## WHAT YOU NEED TO DO
From the entries below, copy every line holding the word "name".
--- MATERIAL FOR THIS EXERCISE ---
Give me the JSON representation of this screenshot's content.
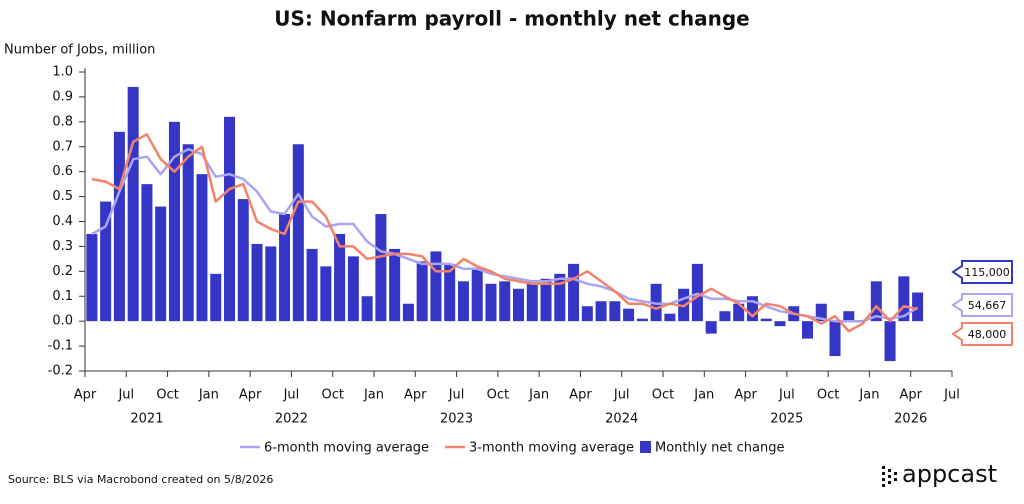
{
  "chart_data": {
    "type": "bar-line",
    "title": "US: Nonfarm payroll - monthly net change",
    "y_label": "Number of Jobs, million",
    "source": "Source: BLS via Macrobond created on 5/8/2026",
    "brand": "appcast",
    "x": [
      "2021-04",
      "2021-05",
      "2021-06",
      "2021-07",
      "2021-08",
      "2021-09",
      "2021-10",
      "2021-11",
      "2021-12",
      "2022-01",
      "2022-02",
      "2022-03",
      "2022-04",
      "2022-05",
      "2022-06",
      "2022-07",
      "2022-08",
      "2022-09",
      "2022-10",
      "2022-11",
      "2022-12",
      "2023-01",
      "2023-02",
      "2023-03",
      "2023-04",
      "2023-05",
      "2023-06",
      "2023-07",
      "2023-08",
      "2023-09",
      "2023-10",
      "2023-11",
      "2023-12",
      "2024-01",
      "2024-02",
      "2024-03",
      "2024-04",
      "2024-05",
      "2024-06",
      "2024-07",
      "2024-08",
      "2024-09",
      "2024-10",
      "2024-11",
      "2024-12",
      "2025-01",
      "2025-02",
      "2025-03",
      "2025-04",
      "2025-05",
      "2025-06",
      "2025-07",
      "2025-08",
      "2025-09",
      "2025-10",
      "2025-11",
      "2025-12",
      "2026-01",
      "2026-02",
      "2026-03",
      "2026-04"
    ],
    "series": [
      {
        "name": "6-month moving average",
        "kind": "line",
        "color": "#aaa4f2",
        "end_label": "54,667",
        "values": [
          0.35,
          0.38,
          0.52,
          0.65,
          0.66,
          0.59,
          0.66,
          0.69,
          0.67,
          0.58,
          0.59,
          0.57,
          0.52,
          0.44,
          0.43,
          0.51,
          0.42,
          0.38,
          0.39,
          0.39,
          0.32,
          0.28,
          0.27,
          0.25,
          0.23,
          0.23,
          0.23,
          0.21,
          0.21,
          0.19,
          0.18,
          0.17,
          0.16,
          0.16,
          0.17,
          0.17,
          0.15,
          0.14,
          0.12,
          0.09,
          0.08,
          0.07,
          0.07,
          0.09,
          0.11,
          0.09,
          0.09,
          0.08,
          0.08,
          0.06,
          0.04,
          0.03,
          0.02,
          0.01,
          0.0,
          0.0,
          0.0,
          0.02,
          0.01,
          0.02,
          0.054667
        ]
      },
      {
        "name": "3-month moving average",
        "kind": "line",
        "color": "#f4826a",
        "end_label": "48,000",
        "values": [
          0.57,
          0.56,
          0.53,
          0.72,
          0.75,
          0.65,
          0.6,
          0.66,
          0.7,
          0.48,
          0.53,
          0.55,
          0.4,
          0.37,
          0.35,
          0.48,
          0.48,
          0.42,
          0.3,
          0.3,
          0.25,
          0.26,
          0.27,
          0.27,
          0.26,
          0.2,
          0.2,
          0.25,
          0.22,
          0.2,
          0.17,
          0.16,
          0.15,
          0.15,
          0.15,
          0.17,
          0.2,
          0.16,
          0.12,
          0.07,
          0.07,
          0.05,
          0.07,
          0.06,
          0.1,
          0.13,
          0.1,
          0.07,
          0.02,
          0.07,
          0.06,
          0.03,
          0.02,
          -0.01,
          0.02,
          -0.04,
          -0.01,
          0.06,
          0.0,
          0.06,
          0.048
        ]
      },
      {
        "name": "Monthly net change",
        "kind": "bar",
        "color": "#3636c6",
        "end_label": "115,000",
        "values": [
          0.35,
          0.48,
          0.76,
          0.94,
          0.55,
          0.46,
          0.8,
          0.71,
          0.59,
          0.19,
          0.82,
          0.49,
          0.31,
          0.3,
          0.43,
          0.71,
          0.29,
          0.22,
          0.35,
          0.26,
          0.1,
          0.43,
          0.29,
          0.07,
          0.24,
          0.28,
          0.23,
          0.16,
          0.21,
          0.15,
          0.16,
          0.13,
          0.16,
          0.17,
          0.19,
          0.23,
          0.06,
          0.08,
          0.08,
          0.05,
          0.01,
          0.15,
          0.03,
          0.13,
          0.23,
          -0.05,
          0.04,
          0.07,
          0.1,
          0.01,
          -0.02,
          0.06,
          -0.07,
          0.07,
          -0.14,
          0.04,
          0.0,
          0.16,
          -0.16,
          0.18,
          0.115
        ]
      }
    ],
    "xlim": [
      "2021-04",
      "2026-07"
    ],
    "xticks": [
      {
        "value": "2021-04",
        "label": "Apr"
      },
      {
        "value": "2021-07",
        "label": "Jul"
      },
      {
        "value": "2021-10",
        "label": "Oct"
      },
      {
        "value": "2022-01",
        "label": "Jan"
      },
      {
        "value": "2022-04",
        "label": "Apr"
      },
      {
        "value": "2022-07",
        "label": "Jul"
      },
      {
        "value": "2022-10",
        "label": "Oct"
      },
      {
        "value": "2023-01",
        "label": "Jan"
      },
      {
        "value": "2023-04",
        "label": "Apr"
      },
      {
        "value": "2023-07",
        "label": "Jul"
      },
      {
        "value": "2023-10",
        "label": "Oct"
      },
      {
        "value": "2024-01",
        "label": "Jan"
      },
      {
        "value": "2024-04",
        "label": "Apr"
      },
      {
        "value": "2024-07",
        "label": "Jul"
      },
      {
        "value": "2024-10",
        "label": "Oct"
      },
      {
        "value": "2025-01",
        "label": "Jan"
      },
      {
        "value": "2025-04",
        "label": "Apr"
      },
      {
        "value": "2025-07",
        "label": "Jul"
      },
      {
        "value": "2025-10",
        "label": "Oct"
      },
      {
        "value": "2026-01",
        "label": "Jan"
      },
      {
        "value": "2026-04",
        "label": "Apr"
      },
      {
        "value": "2026-07",
        "label": "Jul"
      }
    ],
    "year_labels": [
      "2021",
      "2022",
      "2023",
      "2024",
      "2025",
      "2026"
    ],
    "ylim": [
      -0.2,
      1
    ],
    "yticks": [
      -0.2,
      -0.1,
      {
        "value": 0,
        "label": "0.0"
      },
      0.1,
      0.2,
      0.3,
      0.4,
      0.5,
      0.6,
      0.7,
      0.8,
      0.9,
      {
        "value": 1,
        "label": "1.0"
      }
    ],
    "grid": false
  }
}
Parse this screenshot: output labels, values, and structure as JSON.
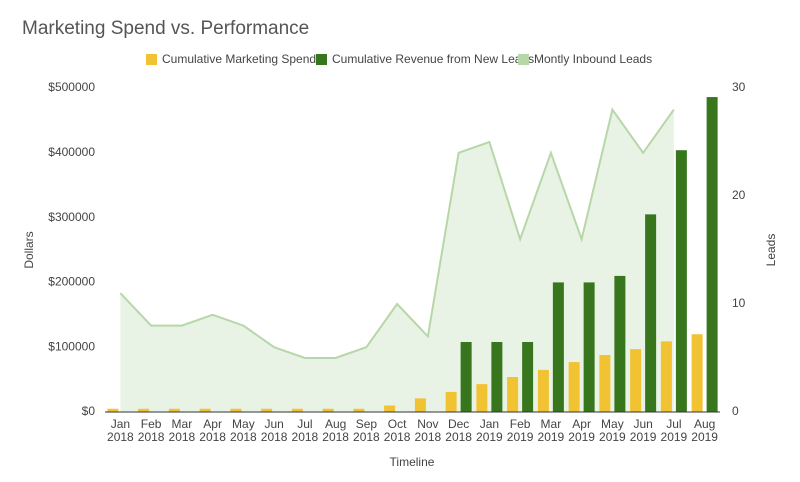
{
  "chart_data": {
    "type": "bar",
    "title": "Marketing Spend vs. Performance",
    "x_label": "Timeline",
    "y_label": "Dollars",
    "y2_label": "Leads",
    "categories": [
      "Jan 2018",
      "Feb 2018",
      "Mar 2018",
      "Apr 2018",
      "May 2018",
      "Jun 2018",
      "Jul 2018",
      "Aug 2018",
      "Sep 2018",
      "Oct 2018",
      "Nov 2018",
      "Dec 2018",
      "Jan 2019",
      "Feb 2019",
      "Mar 2019",
      "Apr 2019",
      "May 2019",
      "Jun 2019",
      "Jul 2019",
      "Aug 2019"
    ],
    "series": [
      {
        "name": "Cumulative Marketing Spend",
        "color": "#f1c232",
        "values": [
          5000,
          5000,
          5000,
          5000,
          5000,
          5000,
          5000,
          5000,
          5000,
          10000,
          21000,
          31000,
          43000,
          54000,
          65000,
          77000,
          88000,
          97000,
          109000,
          120000
        ]
      },
      {
        "name": "Cumulative Revenue from New Leads",
        "color": "#38761d",
        "values": [
          0,
          0,
          0,
          0,
          0,
          0,
          0,
          0,
          0,
          0,
          0,
          108000,
          108000,
          108000,
          200000,
          200000,
          210000,
          305000,
          404000,
          486000
        ]
      },
      {
        "name": "Montly Inbound Leads",
        "color": "#b6d7a8",
        "type": "area",
        "axis": "y2",
        "values": [
          11,
          8,
          8,
          9,
          8,
          6,
          5,
          5,
          6,
          10,
          7,
          24,
          25,
          16,
          24,
          16,
          28,
          24,
          28,
          null
        ]
      }
    ],
    "ylim": [
      0,
      500000
    ],
    "yticks": [
      {
        "value": 0,
        "label": "$0"
      },
      {
        "value": 100000,
        "label": "$100000"
      },
      {
        "value": 200000,
        "label": "$200000"
      },
      {
        "value": 300000,
        "label": "$300000"
      },
      {
        "value": 400000,
        "label": "$400000"
      },
      {
        "value": 500000,
        "label": "$500000"
      }
    ],
    "y2lim": [
      0,
      30
    ],
    "y2ticks": [
      0,
      10,
      20,
      30
    ],
    "grid": false
  }
}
---
## RESULT OF THE EXERCISE
        "name": "6-month moving average",
        "name": "3-month moving average",
        "name": "Monthly net change",
        "name": "Cumulative Marketing Spend",
        "name": "Cumulative Revenue from New Leads",
        "name": "Montly Inbound Leads",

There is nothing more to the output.